◆ AIM ◆
Search the data for the string "this" and gather each line it is in.

┌──

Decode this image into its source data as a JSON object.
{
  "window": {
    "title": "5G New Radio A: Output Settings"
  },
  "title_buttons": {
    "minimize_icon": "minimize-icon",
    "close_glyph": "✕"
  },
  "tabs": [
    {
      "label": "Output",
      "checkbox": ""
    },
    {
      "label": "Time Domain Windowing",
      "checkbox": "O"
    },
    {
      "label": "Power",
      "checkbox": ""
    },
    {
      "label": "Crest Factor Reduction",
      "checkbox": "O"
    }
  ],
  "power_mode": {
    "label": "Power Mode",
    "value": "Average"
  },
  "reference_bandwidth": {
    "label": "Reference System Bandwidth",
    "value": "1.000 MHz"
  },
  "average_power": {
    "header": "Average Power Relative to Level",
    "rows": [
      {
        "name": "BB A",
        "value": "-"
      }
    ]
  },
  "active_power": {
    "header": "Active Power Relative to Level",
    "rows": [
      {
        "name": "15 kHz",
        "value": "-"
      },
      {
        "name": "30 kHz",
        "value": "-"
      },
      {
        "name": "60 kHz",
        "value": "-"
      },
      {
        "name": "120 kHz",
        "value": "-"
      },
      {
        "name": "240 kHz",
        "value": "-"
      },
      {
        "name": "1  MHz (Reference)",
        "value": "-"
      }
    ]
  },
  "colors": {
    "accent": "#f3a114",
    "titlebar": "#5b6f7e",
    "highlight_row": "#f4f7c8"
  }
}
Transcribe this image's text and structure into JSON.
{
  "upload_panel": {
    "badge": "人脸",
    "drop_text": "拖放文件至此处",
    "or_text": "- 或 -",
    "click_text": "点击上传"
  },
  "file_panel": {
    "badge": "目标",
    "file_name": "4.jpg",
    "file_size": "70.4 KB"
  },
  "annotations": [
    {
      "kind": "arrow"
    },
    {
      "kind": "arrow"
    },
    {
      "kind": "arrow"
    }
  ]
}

└──

◆ FINISHED EXERCISE ◆
Decode this image into its source data as a JSON object.
Transcribe this image's text and structure into JSON.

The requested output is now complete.